### Work to complete
Transcribe the material below exactly as it appears.
** Begin **
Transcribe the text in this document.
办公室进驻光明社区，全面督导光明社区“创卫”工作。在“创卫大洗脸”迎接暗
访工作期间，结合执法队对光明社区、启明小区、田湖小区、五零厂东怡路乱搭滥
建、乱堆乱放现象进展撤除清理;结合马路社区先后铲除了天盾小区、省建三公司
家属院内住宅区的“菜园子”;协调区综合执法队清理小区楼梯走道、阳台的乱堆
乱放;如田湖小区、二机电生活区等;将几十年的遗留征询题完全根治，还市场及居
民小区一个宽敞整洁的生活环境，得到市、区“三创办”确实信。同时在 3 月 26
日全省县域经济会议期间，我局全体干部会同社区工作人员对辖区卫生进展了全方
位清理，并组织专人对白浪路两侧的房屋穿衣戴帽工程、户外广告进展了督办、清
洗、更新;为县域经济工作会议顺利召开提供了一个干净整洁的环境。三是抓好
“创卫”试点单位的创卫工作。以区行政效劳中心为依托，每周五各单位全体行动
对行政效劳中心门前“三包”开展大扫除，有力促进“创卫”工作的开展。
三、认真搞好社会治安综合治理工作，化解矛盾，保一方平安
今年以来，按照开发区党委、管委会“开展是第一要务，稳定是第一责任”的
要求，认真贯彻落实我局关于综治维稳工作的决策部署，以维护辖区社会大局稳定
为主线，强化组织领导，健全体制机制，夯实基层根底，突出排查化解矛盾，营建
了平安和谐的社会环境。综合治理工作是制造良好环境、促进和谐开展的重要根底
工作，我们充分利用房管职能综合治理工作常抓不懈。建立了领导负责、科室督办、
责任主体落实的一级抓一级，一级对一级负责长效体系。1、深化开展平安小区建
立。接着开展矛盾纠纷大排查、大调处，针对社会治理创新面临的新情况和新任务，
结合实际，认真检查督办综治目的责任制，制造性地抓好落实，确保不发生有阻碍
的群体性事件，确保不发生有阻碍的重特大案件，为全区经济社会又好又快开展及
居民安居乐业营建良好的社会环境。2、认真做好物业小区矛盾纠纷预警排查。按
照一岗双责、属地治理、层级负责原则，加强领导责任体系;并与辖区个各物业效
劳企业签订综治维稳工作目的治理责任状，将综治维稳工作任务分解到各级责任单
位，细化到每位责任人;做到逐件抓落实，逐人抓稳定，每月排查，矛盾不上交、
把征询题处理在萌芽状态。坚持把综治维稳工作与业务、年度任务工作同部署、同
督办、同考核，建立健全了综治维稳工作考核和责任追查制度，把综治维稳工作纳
** End **
### Solution for this problem
Transcribe the text in this document.
办公室进驻光明社区，全面督导光明社区“创卫”工作。在“创卫大洗脸”迎接暗
访工作期间，结合执法队对光明社区、启明小区、田湖小区、五零厂东怡路乱搭滥
建、乱堆乱放现象进展撤除清理;结合马路社区先后铲除了天盾小区、省建三公司
家属院内住宅区的“菜园子”;协调区综合执法队清理小区楼梯走道、阳台的乱堆
乱放;如田湖小区、二机电生活区等;将几十年的遗留征询题完全根治，还市场及居
民小区一个宽敞整洁的生活环境，得到市、区“三创办”确实信。同时在 3 月 26
日全省县域经济会议期间，我局全体干部会同社区工作人员对辖区卫生进展了全方
位清理，并组织专人对白浪路两侧的房屋穿衣戴帽工程、户外广告进展了督办、清
洗、更新;为县域经济工作会议顺利召开提供了一个干净整洁的环境。三是抓好
“创卫”试点单位的创卫工作。以区行政效劳中心为依托，每周五各单位全体行动
对行政效劳中心门前“三包”开展大扫除，有力促进“创卫”工作的开展。
三、认真搞好社会治安综合治理工作，化解矛盾，保一方平安
今年以来，按照开发区党委、管委会“开展是第一要务，稳定是第一责任”的
要求，认真贯彻落实我局关于综治维稳工作的决策部署，以维护辖区社会大局稳定
为主线，强化组织领导，健全体制机制，夯实基层根底，突出排查化解矛盾，营建
了平安和谐的社会环境。综合治理工作是制造良好环境、促进和谐开展的重要根底
工作，我们充分利用房管职能综合治理工作常抓不懈。建立了领导负责、科室督办、
责任主体落实的一级抓一级，一级对一级负责长效体系。1、深化开展平安小区建
立。接着开展矛盾纠纷大排查、大调处，针对社会治理创新面临的新情况和新任务，
结合实际，认真检查督办综治目的责任制，制造性地抓好落实，确保不发生有阻碍
的群体性事件，确保不发生有阻碍的重特大案件，为全区经济社会又好又快开展及
居民安居乐业营建良好的社会环境。2、认真做好物业小区矛盾纠纷预警排查。按
照一岗双责、属地治理、层级负责原则，加强领导责任体系;并与辖区个各物业效
劳企业签订综治维稳工作目的治理责任状，将综治维稳工作任务分解到各级责任单
位，细化到每位责任人;做到逐件抓落实，逐人抓稳定，每月排查，矛盾不上交、
把征询题处理在萌芽状态。坚持把综治维稳工作与业务、年度任务工作同部署、同
督办、同考核，建立健全了综治维稳工作考核和责任追查制度，把综治维稳工作纳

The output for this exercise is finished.